▶ _Given exercise_
Your task is to transcribe all of the data below exactly, omitting the images.

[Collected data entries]
__________

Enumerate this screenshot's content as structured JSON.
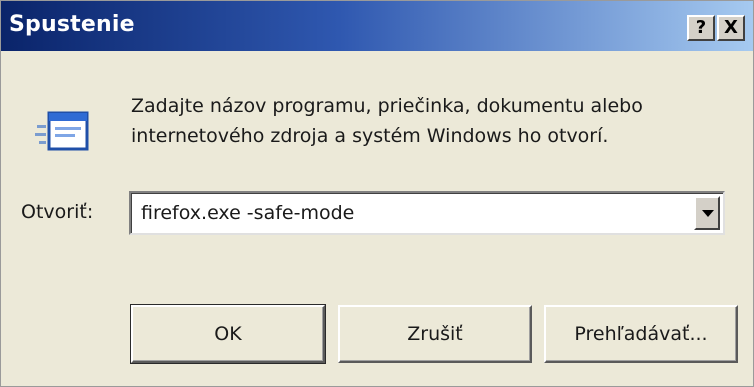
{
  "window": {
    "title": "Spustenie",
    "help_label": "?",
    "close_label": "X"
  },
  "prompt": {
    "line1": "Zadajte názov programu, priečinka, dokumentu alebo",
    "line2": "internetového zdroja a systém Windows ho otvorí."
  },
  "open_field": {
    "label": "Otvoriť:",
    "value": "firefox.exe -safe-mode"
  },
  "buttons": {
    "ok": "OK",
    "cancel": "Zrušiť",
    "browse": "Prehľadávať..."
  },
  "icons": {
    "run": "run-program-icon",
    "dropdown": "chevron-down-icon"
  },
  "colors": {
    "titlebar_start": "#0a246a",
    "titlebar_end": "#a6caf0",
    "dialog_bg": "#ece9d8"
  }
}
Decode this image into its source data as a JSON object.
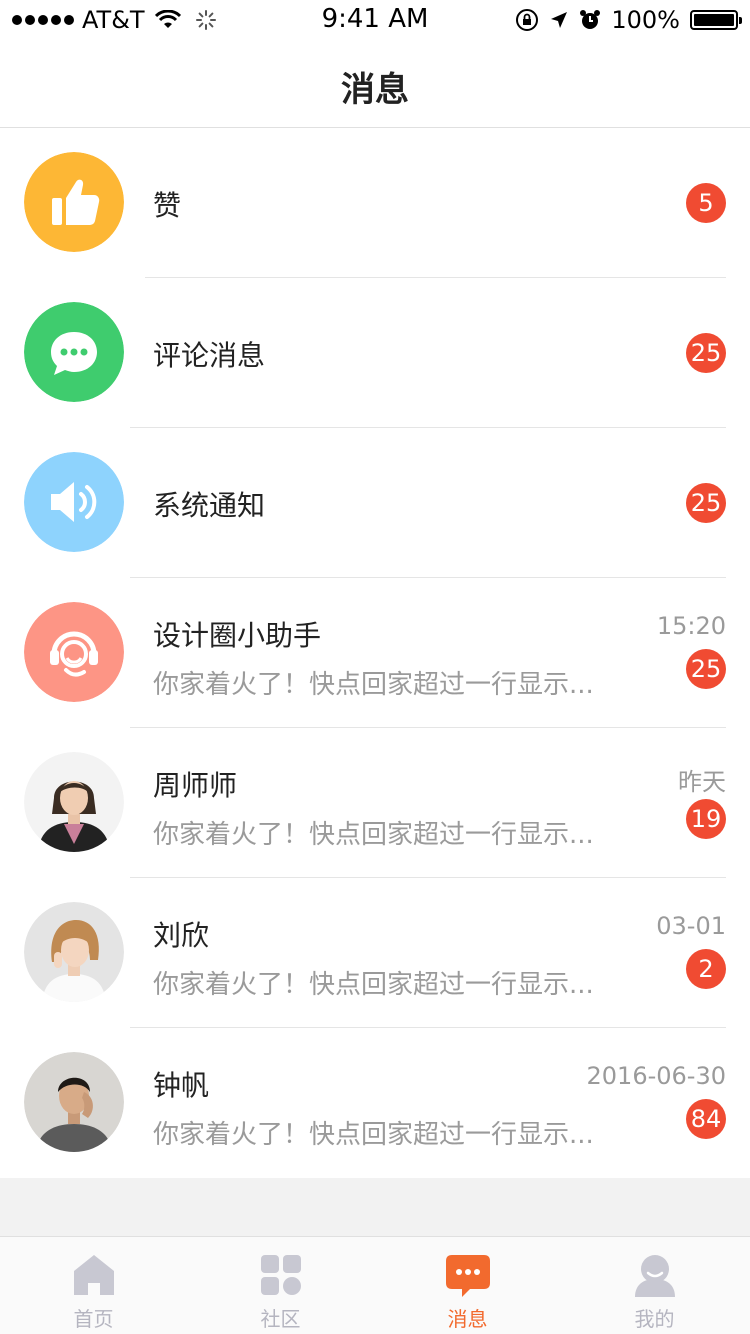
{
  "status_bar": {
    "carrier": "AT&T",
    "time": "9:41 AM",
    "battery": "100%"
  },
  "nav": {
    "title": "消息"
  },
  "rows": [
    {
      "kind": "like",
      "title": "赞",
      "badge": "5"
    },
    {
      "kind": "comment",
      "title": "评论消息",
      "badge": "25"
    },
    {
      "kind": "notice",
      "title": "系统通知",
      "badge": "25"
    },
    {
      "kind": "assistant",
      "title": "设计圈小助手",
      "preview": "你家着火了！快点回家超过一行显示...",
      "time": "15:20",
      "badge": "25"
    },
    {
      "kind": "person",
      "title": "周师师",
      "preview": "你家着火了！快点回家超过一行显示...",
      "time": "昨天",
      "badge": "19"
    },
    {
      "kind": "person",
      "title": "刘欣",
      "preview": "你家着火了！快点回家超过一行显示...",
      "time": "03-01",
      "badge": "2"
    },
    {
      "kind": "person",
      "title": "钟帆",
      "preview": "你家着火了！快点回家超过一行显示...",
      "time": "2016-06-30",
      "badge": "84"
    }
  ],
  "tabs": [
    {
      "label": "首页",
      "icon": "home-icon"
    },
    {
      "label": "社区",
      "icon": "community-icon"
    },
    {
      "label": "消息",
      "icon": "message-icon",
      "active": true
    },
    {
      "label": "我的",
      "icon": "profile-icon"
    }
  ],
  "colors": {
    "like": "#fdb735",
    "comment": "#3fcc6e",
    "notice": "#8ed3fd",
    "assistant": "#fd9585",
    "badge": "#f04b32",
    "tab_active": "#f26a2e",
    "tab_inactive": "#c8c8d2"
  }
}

__________

▶ _Output of the task_
Enumerate this screenshot's content as structured JSON.
{
  "window": {
    "title": "Spustenie",
    "help_label": "?",
    "close_label": "X"
  },
  "prompt": {
    "line1": "Zadajte názov programu, priečinka, dokumentu alebo",
    "line2": "internetového zdroja a systém Windows ho otvorí."
  },
  "open_field": {
    "label": "Otvoriť:",
    "value": "firefox.exe -safe-mode"
  },
  "buttons": {
    "ok": "OK",
    "cancel": "Zrušiť",
    "browse": "Prehľadávať..."
  },
  "icons": {
    "run": "run-program-icon",
    "dropdown": "chevron-down-icon"
  },
  "colors": {
    "titlebar_start": "#0a246a",
    "titlebar_end": "#a6caf0",
    "dialog_bg": "#ece9d8"
  }
}
Decode this image into its source data as a JSON object.
{
  "status_bar": {
    "carrier": "AT&T",
    "time": "9:41 AM",
    "battery": "100%"
  },
  "nav": {
    "title": "消息"
  },
  "rows": [
    {
      "kind": "like",
      "title": "赞",
      "badge": "5"
    },
    {
      "kind": "comment",
      "title": "评论消息",
      "badge": "25"
    },
    {
      "kind": "notice",
      "title": "系统通知",
      "badge": "25"
    },
    {
      "kind": "assistant",
      "title": "设计圈小助手",
      "preview": "你家着火了！快点回家超过一行显示...",
      "time": "15:20",
      "badge": "25"
    },
    {
      "kind": "person",
      "title": "周师师",
      "preview": "你家着火了！快点回家超过一行显示...",
      "time": "昨天",
      "badge": "19"
    },
    {
      "kind": "person",
      "title": "刘欣",
      "preview": "你家着火了！快点回家超过一行显示...",
      "time": "03-01",
      "badge": "2"
    },
    {
      "kind": "person",
      "title": "钟帆",
      "preview": "你家着火了！快点回家超过一行显示...",
      "time": "2016-06-30",
      "badge": "84"
    }
  ],
  "tabs": [
    {
      "label": "首页",
      "icon": "home-icon"
    },
    {
      "label": "社区",
      "icon": "community-icon"
    },
    {
      "label": "消息",
      "icon": "message-icon",
      "active": true
    },
    {
      "label": "我的",
      "icon": "profile-icon"
    }
  ],
  "colors": {
    "like": "#fdb735",
    "comment": "#3fcc6e",
    "notice": "#8ed3fd",
    "assistant": "#fd9585",
    "badge": "#f04b32",
    "tab_active": "#f26a2e",
    "tab_inactive": "#c8c8d2"
  }
}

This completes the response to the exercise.